■ Exercise prompt:
Write out the rows again, beginning at the line that has "- bar: [573, 260, 613, 293]" and stopping after the line that has "- x-tick-label: Gin: [577, 321, 608, 343]", with "Upper Limit" replaced by "Safety Limit" and nothing else changed.
········
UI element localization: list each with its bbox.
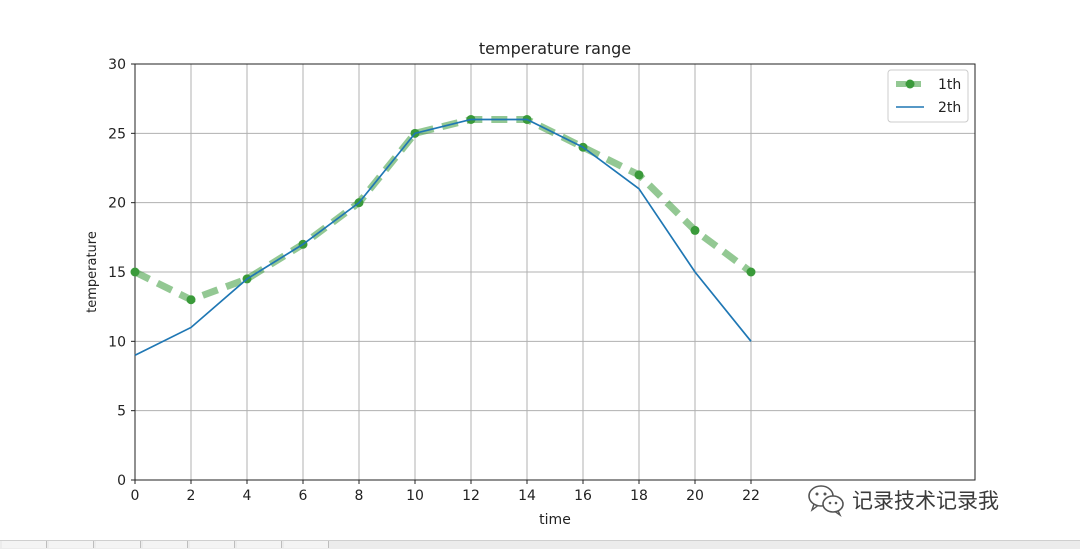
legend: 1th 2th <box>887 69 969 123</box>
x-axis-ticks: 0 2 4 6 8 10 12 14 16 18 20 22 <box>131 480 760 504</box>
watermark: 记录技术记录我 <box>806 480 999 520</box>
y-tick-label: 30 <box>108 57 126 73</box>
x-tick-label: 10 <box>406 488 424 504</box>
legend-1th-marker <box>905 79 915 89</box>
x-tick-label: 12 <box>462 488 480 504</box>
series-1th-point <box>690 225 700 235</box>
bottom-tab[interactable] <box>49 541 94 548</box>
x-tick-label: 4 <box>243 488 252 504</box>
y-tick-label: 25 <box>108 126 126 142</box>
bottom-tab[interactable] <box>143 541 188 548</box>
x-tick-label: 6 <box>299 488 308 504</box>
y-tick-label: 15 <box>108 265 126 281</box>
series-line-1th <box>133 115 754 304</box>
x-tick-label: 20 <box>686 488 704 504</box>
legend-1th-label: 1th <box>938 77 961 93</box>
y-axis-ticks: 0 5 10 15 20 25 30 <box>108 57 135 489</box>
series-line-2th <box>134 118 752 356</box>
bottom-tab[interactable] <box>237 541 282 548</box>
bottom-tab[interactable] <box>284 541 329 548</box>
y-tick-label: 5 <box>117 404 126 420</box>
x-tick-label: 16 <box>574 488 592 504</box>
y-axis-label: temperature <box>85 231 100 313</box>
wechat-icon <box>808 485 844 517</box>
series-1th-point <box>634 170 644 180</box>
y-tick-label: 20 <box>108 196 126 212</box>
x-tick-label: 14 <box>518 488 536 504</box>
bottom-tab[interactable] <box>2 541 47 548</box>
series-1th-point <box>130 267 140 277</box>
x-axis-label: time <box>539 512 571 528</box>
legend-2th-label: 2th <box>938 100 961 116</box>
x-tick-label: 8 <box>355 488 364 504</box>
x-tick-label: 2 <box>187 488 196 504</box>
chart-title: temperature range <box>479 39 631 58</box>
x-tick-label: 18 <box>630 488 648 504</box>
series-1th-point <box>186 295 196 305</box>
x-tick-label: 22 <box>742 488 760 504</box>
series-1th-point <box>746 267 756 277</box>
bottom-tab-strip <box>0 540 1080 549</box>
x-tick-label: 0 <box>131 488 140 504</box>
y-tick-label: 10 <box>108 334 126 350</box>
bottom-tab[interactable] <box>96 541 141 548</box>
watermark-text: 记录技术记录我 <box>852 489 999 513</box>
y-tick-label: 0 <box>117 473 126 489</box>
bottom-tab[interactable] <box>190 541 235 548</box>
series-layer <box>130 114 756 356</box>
········
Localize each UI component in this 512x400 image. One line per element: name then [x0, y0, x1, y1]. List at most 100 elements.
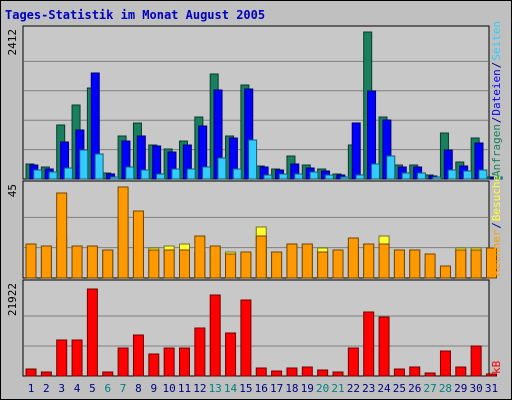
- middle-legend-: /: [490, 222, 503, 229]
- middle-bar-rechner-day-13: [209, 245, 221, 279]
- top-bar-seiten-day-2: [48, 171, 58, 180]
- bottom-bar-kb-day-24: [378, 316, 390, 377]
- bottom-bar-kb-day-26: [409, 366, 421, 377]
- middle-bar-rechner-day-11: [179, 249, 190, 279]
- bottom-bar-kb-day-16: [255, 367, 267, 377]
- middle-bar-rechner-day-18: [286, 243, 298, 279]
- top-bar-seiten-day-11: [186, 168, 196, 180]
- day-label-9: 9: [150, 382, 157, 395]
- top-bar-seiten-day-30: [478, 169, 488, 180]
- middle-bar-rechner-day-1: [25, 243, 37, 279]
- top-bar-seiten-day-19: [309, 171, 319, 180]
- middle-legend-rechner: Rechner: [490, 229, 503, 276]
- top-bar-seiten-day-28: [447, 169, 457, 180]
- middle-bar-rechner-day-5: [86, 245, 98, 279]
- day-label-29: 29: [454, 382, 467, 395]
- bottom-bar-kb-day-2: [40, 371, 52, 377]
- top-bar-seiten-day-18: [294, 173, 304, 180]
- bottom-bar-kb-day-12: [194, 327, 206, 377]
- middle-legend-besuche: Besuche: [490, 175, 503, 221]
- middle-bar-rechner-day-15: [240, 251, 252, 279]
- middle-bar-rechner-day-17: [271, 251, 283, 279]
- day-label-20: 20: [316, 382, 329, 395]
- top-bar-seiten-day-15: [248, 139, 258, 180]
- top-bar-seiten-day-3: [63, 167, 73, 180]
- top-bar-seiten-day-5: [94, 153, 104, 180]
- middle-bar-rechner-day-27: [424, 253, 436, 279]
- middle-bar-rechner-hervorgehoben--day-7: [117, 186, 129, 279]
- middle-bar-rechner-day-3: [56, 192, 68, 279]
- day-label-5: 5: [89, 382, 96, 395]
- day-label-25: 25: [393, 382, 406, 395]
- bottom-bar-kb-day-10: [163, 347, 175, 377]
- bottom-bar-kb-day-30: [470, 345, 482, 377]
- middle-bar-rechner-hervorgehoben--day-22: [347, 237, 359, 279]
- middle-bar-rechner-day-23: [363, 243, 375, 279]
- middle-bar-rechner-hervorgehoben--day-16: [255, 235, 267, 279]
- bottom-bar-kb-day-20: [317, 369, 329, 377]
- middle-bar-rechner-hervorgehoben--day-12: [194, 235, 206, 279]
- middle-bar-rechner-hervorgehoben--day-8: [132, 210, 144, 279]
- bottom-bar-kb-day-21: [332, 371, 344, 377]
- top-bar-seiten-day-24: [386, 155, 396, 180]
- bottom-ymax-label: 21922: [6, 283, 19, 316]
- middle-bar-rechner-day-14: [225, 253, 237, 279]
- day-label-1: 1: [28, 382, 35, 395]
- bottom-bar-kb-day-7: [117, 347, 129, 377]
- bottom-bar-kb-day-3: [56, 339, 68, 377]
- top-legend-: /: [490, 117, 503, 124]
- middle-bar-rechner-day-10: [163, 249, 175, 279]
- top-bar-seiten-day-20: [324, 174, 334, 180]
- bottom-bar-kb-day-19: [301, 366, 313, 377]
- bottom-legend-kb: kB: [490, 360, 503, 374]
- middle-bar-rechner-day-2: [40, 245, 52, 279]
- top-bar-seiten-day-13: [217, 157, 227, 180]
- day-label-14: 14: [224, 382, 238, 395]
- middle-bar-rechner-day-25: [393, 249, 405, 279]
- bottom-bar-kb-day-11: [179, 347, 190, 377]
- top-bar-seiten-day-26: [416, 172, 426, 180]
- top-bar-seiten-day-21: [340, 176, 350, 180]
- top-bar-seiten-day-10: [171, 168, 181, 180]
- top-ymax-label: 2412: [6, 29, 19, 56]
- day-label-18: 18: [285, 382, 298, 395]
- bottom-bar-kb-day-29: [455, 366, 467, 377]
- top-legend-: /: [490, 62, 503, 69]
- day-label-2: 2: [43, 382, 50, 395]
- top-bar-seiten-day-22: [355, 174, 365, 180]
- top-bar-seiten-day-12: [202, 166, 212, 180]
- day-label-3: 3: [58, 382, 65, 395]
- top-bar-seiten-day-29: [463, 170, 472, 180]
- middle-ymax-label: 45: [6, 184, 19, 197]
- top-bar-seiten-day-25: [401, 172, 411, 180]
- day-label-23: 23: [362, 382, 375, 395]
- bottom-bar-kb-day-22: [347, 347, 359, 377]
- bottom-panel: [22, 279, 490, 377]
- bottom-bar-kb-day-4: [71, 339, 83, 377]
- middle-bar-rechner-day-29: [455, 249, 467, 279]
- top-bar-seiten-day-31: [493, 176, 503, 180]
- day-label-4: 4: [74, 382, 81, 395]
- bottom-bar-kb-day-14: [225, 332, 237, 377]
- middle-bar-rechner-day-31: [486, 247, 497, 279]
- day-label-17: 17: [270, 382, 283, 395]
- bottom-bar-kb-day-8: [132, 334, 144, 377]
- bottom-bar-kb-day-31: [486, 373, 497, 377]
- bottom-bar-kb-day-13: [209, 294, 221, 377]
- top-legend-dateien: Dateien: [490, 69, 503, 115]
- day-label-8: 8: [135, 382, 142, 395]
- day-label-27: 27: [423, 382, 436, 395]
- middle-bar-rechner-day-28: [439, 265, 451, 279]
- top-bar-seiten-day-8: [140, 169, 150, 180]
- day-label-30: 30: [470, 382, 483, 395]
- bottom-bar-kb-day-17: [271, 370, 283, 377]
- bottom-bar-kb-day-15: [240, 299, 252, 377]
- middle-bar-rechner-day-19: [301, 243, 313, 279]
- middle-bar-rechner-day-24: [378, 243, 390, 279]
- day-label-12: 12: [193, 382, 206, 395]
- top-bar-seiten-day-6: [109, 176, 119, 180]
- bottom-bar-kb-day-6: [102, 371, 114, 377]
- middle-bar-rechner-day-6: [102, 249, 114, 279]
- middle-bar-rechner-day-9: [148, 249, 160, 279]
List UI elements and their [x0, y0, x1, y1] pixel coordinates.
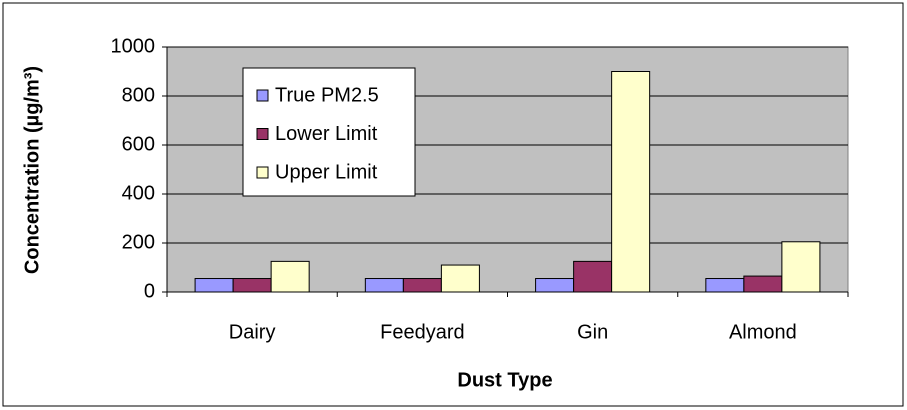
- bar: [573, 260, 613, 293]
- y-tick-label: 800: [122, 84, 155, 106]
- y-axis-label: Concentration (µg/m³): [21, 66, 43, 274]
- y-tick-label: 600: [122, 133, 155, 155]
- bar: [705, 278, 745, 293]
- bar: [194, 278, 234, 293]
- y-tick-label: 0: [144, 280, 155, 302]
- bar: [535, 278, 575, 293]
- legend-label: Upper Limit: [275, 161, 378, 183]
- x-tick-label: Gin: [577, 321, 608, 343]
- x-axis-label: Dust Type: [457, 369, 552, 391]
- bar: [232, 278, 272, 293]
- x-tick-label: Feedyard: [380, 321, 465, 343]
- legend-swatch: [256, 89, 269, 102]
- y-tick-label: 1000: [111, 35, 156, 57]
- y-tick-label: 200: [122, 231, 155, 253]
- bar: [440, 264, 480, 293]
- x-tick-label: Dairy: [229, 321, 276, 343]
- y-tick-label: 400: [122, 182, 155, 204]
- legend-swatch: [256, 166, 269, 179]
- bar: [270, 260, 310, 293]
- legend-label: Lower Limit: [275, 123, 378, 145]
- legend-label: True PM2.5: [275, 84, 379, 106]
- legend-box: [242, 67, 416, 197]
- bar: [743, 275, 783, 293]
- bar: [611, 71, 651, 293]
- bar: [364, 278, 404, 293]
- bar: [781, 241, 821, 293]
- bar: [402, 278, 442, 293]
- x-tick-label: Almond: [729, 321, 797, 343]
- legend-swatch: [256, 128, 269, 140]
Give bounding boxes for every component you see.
········
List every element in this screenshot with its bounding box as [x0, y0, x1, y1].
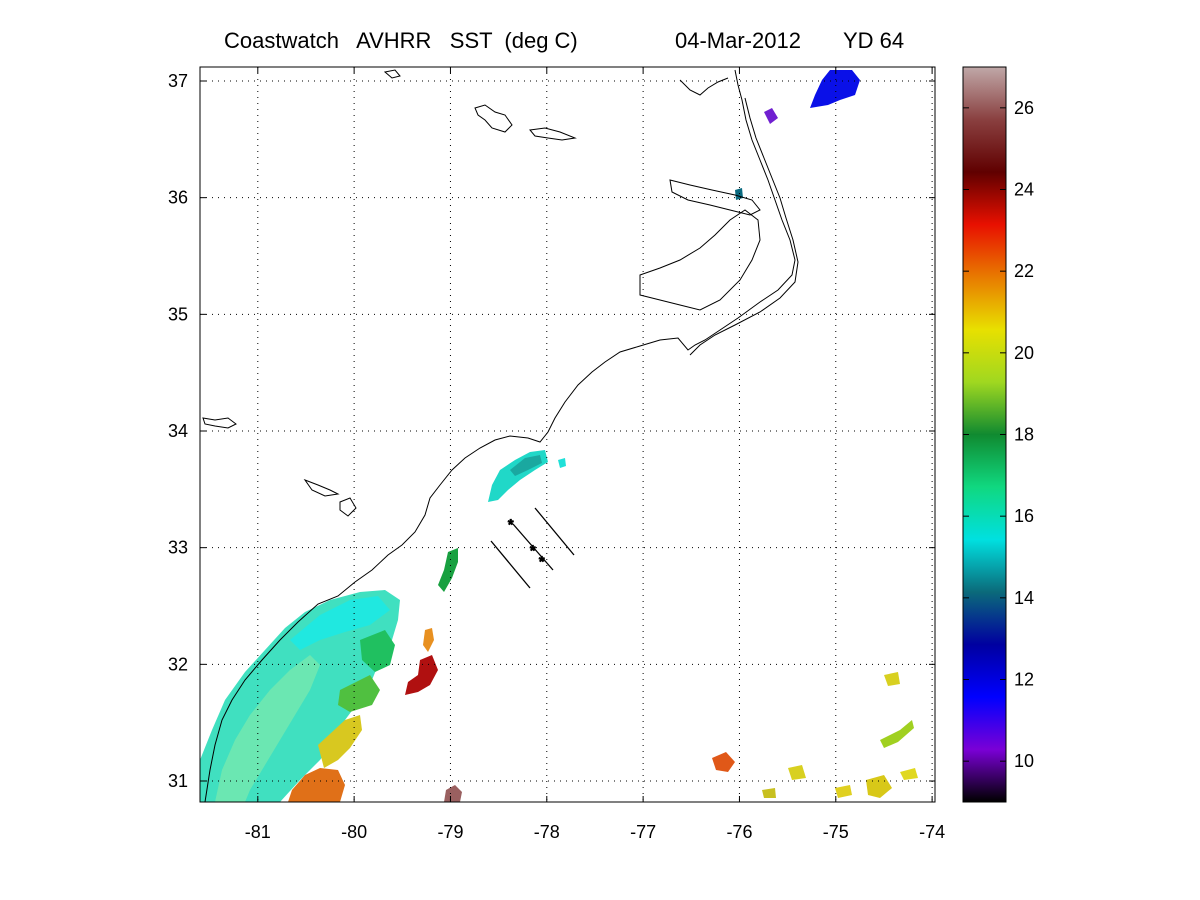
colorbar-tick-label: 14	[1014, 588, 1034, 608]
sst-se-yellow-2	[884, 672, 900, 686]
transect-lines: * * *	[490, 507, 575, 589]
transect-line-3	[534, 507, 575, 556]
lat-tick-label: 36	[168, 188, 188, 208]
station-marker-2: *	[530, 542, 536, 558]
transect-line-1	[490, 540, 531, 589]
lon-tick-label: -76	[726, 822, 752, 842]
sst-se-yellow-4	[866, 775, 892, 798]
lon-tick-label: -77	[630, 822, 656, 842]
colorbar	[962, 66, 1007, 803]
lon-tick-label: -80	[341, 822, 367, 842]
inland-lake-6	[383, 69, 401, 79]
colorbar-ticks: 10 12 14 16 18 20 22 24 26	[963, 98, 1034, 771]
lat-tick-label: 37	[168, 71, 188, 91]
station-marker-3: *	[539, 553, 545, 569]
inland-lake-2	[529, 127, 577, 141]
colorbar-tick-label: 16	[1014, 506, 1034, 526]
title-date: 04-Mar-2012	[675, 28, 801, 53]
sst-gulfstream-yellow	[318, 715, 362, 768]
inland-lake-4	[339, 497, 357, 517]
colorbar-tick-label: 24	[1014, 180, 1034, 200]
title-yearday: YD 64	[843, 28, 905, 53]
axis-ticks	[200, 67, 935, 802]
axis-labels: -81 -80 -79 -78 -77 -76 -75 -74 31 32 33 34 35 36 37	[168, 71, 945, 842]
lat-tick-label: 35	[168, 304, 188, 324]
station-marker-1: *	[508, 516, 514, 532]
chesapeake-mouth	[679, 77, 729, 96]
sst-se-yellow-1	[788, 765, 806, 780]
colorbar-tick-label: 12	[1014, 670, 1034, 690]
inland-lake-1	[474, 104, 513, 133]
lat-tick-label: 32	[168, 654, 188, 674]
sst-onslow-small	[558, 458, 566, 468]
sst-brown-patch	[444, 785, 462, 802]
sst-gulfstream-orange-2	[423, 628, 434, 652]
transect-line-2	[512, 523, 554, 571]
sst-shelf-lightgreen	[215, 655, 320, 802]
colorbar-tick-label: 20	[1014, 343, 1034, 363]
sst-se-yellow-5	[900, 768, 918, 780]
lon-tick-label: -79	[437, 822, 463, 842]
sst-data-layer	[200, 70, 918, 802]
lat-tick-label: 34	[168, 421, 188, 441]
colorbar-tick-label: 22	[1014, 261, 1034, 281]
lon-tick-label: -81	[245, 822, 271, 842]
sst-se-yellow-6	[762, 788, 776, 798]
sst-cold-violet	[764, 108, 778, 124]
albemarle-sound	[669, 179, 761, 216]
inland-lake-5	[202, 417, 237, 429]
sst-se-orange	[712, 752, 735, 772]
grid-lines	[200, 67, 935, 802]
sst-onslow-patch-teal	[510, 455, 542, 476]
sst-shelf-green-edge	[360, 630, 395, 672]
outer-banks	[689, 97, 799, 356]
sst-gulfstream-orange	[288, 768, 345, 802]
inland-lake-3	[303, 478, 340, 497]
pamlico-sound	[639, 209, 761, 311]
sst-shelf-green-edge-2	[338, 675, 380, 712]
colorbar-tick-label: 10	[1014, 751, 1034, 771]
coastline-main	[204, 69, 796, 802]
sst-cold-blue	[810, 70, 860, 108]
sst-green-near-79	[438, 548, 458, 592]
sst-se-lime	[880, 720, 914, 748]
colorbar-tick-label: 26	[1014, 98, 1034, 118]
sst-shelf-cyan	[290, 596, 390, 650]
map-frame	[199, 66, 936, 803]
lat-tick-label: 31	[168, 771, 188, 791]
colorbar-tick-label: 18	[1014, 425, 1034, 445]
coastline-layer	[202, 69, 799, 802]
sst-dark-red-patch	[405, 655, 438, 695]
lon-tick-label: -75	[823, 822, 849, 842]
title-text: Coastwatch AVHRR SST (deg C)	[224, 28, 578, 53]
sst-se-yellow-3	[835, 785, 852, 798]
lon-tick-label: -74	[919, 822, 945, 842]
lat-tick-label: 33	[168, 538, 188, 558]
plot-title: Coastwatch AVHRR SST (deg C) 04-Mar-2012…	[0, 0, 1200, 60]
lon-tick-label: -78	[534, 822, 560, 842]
········
■ Answer to this task:
- bar: [573, 260, 613, 293]
- y-tick-label: 800: [122, 84, 155, 106]
- y-axis-label: Concentration (µg/m³): [21, 66, 43, 274]
- y-tick-label: 600: [122, 133, 155, 155]
- bar: [705, 278, 745, 293]
- bar: [194, 278, 234, 293]
- y-tick-label: 0: [144, 280, 155, 302]
- bar: [535, 278, 575, 293]
- legend-label: Safety Limit: [275, 161, 378, 183]
- x-tick-label: Gin: [577, 321, 608, 343]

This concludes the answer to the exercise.